_WHAT IS REQUIRED_
Omit every picture and output the rest of the records exactly as they are.

_LISTING_
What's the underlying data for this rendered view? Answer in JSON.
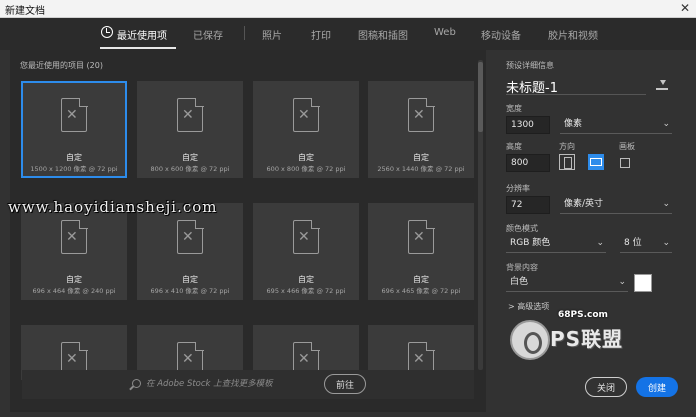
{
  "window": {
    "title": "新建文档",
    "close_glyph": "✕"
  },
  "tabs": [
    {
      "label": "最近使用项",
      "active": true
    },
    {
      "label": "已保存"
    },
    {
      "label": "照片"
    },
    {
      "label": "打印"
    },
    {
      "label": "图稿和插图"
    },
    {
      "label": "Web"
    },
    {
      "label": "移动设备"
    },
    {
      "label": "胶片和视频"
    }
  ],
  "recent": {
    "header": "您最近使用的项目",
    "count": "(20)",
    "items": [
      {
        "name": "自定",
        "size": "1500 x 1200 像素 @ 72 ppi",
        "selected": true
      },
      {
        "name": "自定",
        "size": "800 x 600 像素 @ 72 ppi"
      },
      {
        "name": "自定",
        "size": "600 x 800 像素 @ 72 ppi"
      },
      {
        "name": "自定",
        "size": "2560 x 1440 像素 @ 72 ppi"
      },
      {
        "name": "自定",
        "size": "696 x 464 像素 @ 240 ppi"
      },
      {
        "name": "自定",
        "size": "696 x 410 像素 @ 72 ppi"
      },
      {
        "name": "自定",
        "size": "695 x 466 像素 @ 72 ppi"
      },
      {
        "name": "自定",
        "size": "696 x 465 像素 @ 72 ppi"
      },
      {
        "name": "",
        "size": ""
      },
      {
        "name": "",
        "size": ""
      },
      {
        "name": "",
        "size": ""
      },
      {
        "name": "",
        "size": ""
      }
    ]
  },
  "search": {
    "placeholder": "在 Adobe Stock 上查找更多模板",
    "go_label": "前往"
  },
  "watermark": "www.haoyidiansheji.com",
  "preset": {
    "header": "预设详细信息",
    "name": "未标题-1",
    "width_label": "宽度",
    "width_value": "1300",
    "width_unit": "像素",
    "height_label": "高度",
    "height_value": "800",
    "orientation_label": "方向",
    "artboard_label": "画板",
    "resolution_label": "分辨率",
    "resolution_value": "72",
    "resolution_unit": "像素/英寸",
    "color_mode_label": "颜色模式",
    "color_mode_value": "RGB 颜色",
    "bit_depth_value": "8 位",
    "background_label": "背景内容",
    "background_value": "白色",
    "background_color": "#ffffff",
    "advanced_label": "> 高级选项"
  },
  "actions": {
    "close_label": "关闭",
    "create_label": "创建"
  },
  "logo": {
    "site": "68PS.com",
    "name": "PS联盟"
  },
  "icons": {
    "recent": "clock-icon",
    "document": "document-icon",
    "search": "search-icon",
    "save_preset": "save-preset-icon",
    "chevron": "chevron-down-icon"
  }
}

_EXERCISE SOLUTION_
What's the underlying data for this rendered view? Answer in JSON.
{
  "window": {
    "title": "新建文档",
    "close_glyph": "✕"
  },
  "tabs": [
    {
      "label": "最近使用项",
      "active": true
    },
    {
      "label": "已保存"
    },
    {
      "label": "照片"
    },
    {
      "label": "打印"
    },
    {
      "label": "图稿和插图"
    },
    {
      "label": "Web"
    },
    {
      "label": "移动设备"
    },
    {
      "label": "胶片和视频"
    }
  ],
  "recent": {
    "header": "您最近使用的项目",
    "count": "(20)",
    "items": [
      {
        "name": "自定",
        "size": "1500 x 1200 像素 @ 72 ppi",
        "selected": true
      },
      {
        "name": "自定",
        "size": "800 x 600 像素 @ 72 ppi"
      },
      {
        "name": "自定",
        "size": "600 x 800 像素 @ 72 ppi"
      },
      {
        "name": "自定",
        "size": "2560 x 1440 像素 @ 72 ppi"
      },
      {
        "name": "自定",
        "size": "696 x 464 像素 @ 240 ppi"
      },
      {
        "name": "自定",
        "size": "696 x 410 像素 @ 72 ppi"
      },
      {
        "name": "自定",
        "size": "695 x 466 像素 @ 72 ppi"
      },
      {
        "name": "自定",
        "size": "696 x 465 像素 @ 72 ppi"
      },
      {
        "name": "",
        "size": ""
      },
      {
        "name": "",
        "size": ""
      },
      {
        "name": "",
        "size": ""
      },
      {
        "name": "",
        "size": ""
      }
    ]
  },
  "search": {
    "placeholder": "在 Adobe Stock 上查找更多模板",
    "go_label": "前往"
  },
  "watermark": "www.haoyidiansheji.com",
  "preset": {
    "header": "预设详细信息",
    "name": "未标题-1",
    "width_label": "宽度",
    "width_value": "1300",
    "width_unit": "像素",
    "height_label": "高度",
    "height_value": "800",
    "orientation_label": "方向",
    "artboard_label": "画板",
    "resolution_label": "分辨率",
    "resolution_value": "72",
    "resolution_unit": "像素/英寸",
    "color_mode_label": "颜色模式",
    "color_mode_value": "RGB 颜色",
    "bit_depth_value": "8 位",
    "background_label": "背景内容",
    "background_value": "白色",
    "background_color": "#ffffff",
    "advanced_label": "> 高级选项"
  },
  "actions": {
    "close_label": "关闭",
    "create_label": "创建"
  },
  "logo": {
    "site": "68PS.com",
    "name": "PS联盟"
  },
  "icons": {
    "recent": "clock-icon",
    "document": "document-icon",
    "search": "search-icon",
    "save_preset": "save-preset-icon",
    "chevron": "chevron-down-icon"
  }
}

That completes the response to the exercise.